**OBJECTIVE:**
Quote the records that follow in full and exactly; leave out the pictures.

────────

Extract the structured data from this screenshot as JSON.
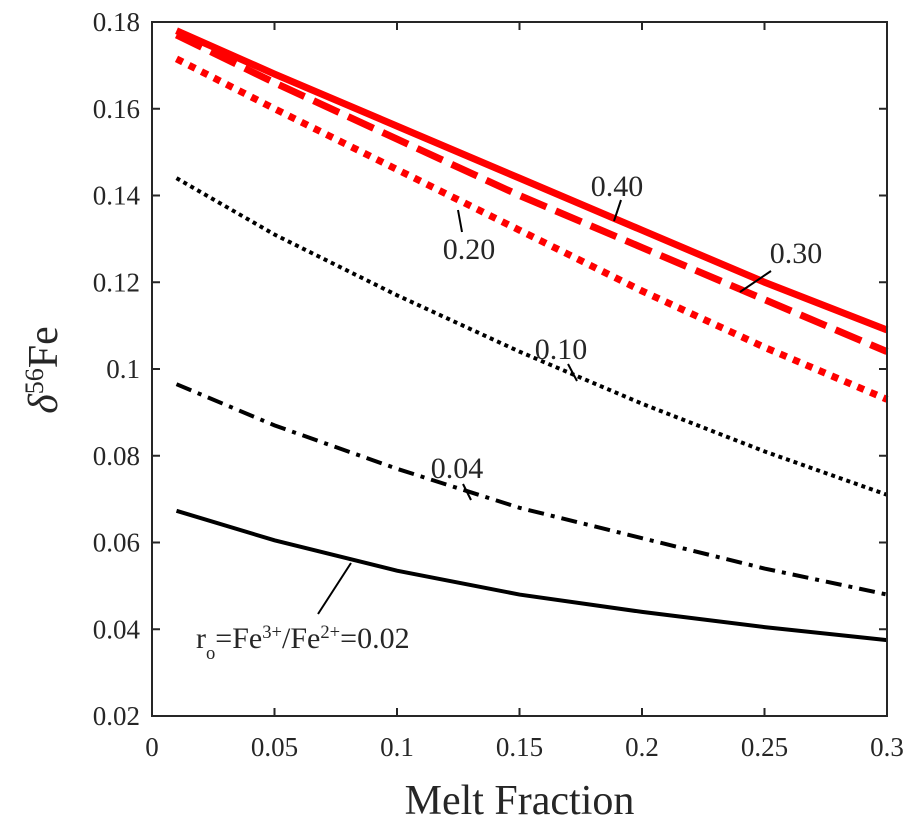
{
  "chart_data": {
    "type": "line",
    "xlabel": "Melt Fraction",
    "ylabel_parts": [
      {
        "text": "δ",
        "italic": true
      },
      {
        "text": "56",
        "shift": "super"
      },
      {
        "text": "Fe"
      }
    ],
    "x": [
      0.01,
      0.05,
      0.1,
      0.15,
      0.2,
      0.25,
      0.3
    ],
    "series": [
      {
        "color": "#ff0000",
        "style": "solid",
        "linewidth": 7,
        "values": [
          0.178,
          0.168,
          0.156,
          0.144,
          0.132,
          0.12,
          0.109
        ]
      },
      {
        "color": "#ff0000",
        "style": "dashed",
        "linewidth": 7,
        "values": [
          0.177,
          0.166,
          0.153,
          0.14,
          0.128,
          0.116,
          0.104
        ]
      },
      {
        "color": "#ff0000",
        "style": "dotted",
        "linewidth": 7,
        "values": [
          0.1715,
          0.16,
          0.146,
          0.132,
          0.118,
          0.105,
          0.093
        ]
      },
      {
        "color": "#000000",
        "style": "dotted",
        "linewidth": 4,
        "values": [
          0.144,
          0.131,
          0.117,
          0.104,
          0.092,
          0.081,
          0.071
        ]
      },
      {
        "color": "#000000",
        "style": "dashdot",
        "linewidth": 4,
        "values": [
          0.0965,
          0.087,
          0.077,
          0.068,
          0.061,
          0.054,
          0.048
        ]
      },
      {
        "color": "#000000",
        "style": "solid",
        "linewidth": 4,
        "values": [
          0.0673,
          0.0605,
          0.0535,
          0.048,
          0.044,
          0.0405,
          0.0375
        ]
      }
    ],
    "annotations": [
      {
        "parts": [
          {
            "text": "0.40"
          }
        ]
      },
      {
        "parts": [
          {
            "text": "0.30"
          }
        ]
      },
      {
        "parts": [
          {
            "text": "0.20"
          }
        ]
      },
      {
        "parts": [
          {
            "text": "0.10"
          }
        ]
      },
      {
        "parts": [
          {
            "text": "0.04"
          }
        ]
      },
      {
        "parts": [
          {
            "text": "r"
          },
          {
            "text": "o",
            "shift": "sub"
          },
          {
            "text": "=Fe"
          },
          {
            "text": "3+",
            "shift": "super"
          },
          {
            "text": "/Fe"
          },
          {
            "text": "2+",
            "shift": "super"
          },
          {
            "text": "=0.02"
          }
        ]
      }
    ],
    "xlim": [
      0,
      0.3
    ],
    "xticks": [
      0,
      0.05,
      0.1,
      0.15,
      0.2,
      0.25,
      0.3
    ],
    "ylim": [
      0.02,
      0.18
    ],
    "yticks": [
      0.02,
      0.04,
      0.06,
      0.08,
      0.1,
      0.12,
      0.14,
      0.16,
      0.18
    ],
    "grid": false
  }
}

────────

**EXERCISE RESULT:**
Extract the structured data from this screenshot as JSON.
{
  "chart_data": {
    "type": "line",
    "xlabel": "Melt Fraction",
    "ylabel_parts": [
      {
        "text": "δ",
        "italic": true
      },
      {
        "text": "56",
        "shift": "super"
      },
      {
        "text": "Fe"
      }
    ],
    "x": [
      0.01,
      0.05,
      0.1,
      0.15,
      0.2,
      0.25,
      0.3
    ],
    "series": [
      {
        "color": "#ff0000",
        "style": "solid",
        "linewidth": 7,
        "values": [
          0.178,
          0.168,
          0.156,
          0.144,
          0.132,
          0.12,
          0.109
        ]
      },
      {
        "color": "#ff0000",
        "style": "dashed",
        "linewidth": 7,
        "values": [
          0.177,
          0.166,
          0.153,
          0.14,
          0.128,
          0.116,
          0.104
        ]
      },
      {
        "color": "#ff0000",
        "style": "dotted",
        "linewidth": 7,
        "values": [
          0.1715,
          0.16,
          0.146,
          0.132,
          0.118,
          0.105,
          0.093
        ]
      },
      {
        "color": "#000000",
        "style": "dotted",
        "linewidth": 4,
        "values": [
          0.144,
          0.131,
          0.117,
          0.104,
          0.092,
          0.081,
          0.071
        ]
      },
      {
        "color": "#000000",
        "style": "dashdot",
        "linewidth": 4,
        "values": [
          0.0965,
          0.087,
          0.077,
          0.068,
          0.061,
          0.054,
          0.048
        ]
      },
      {
        "color": "#000000",
        "style": "solid",
        "linewidth": 4,
        "values": [
          0.0673,
          0.0605,
          0.0535,
          0.048,
          0.044,
          0.0405,
          0.0375
        ]
      }
    ],
    "annotations": [
      {
        "parts": [
          {
            "text": "0.40"
          }
        ]
      },
      {
        "parts": [
          {
            "text": "0.30"
          }
        ]
      },
      {
        "parts": [
          {
            "text": "0.20"
          }
        ]
      },
      {
        "parts": [
          {
            "text": "0.10"
          }
        ]
      },
      {
        "parts": [
          {
            "text": "0.04"
          }
        ]
      },
      {
        "parts": [
          {
            "text": "r"
          },
          {
            "text": "o",
            "shift": "sub"
          },
          {
            "text": "=Fe"
          },
          {
            "text": "3+",
            "shift": "super"
          },
          {
            "text": "/Fe"
          },
          {
            "text": "2+",
            "shift": "super"
          },
          {
            "text": "=0.02"
          }
        ]
      }
    ],
    "xlim": [
      0,
      0.3
    ],
    "xticks": [
      0,
      0.05,
      0.1,
      0.15,
      0.2,
      0.25,
      0.3
    ],
    "ylim": [
      0.02,
      0.18
    ],
    "yticks": [
      0.02,
      0.04,
      0.06,
      0.08,
      0.1,
      0.12,
      0.14,
      0.16,
      0.18
    ],
    "grid": false
  }
}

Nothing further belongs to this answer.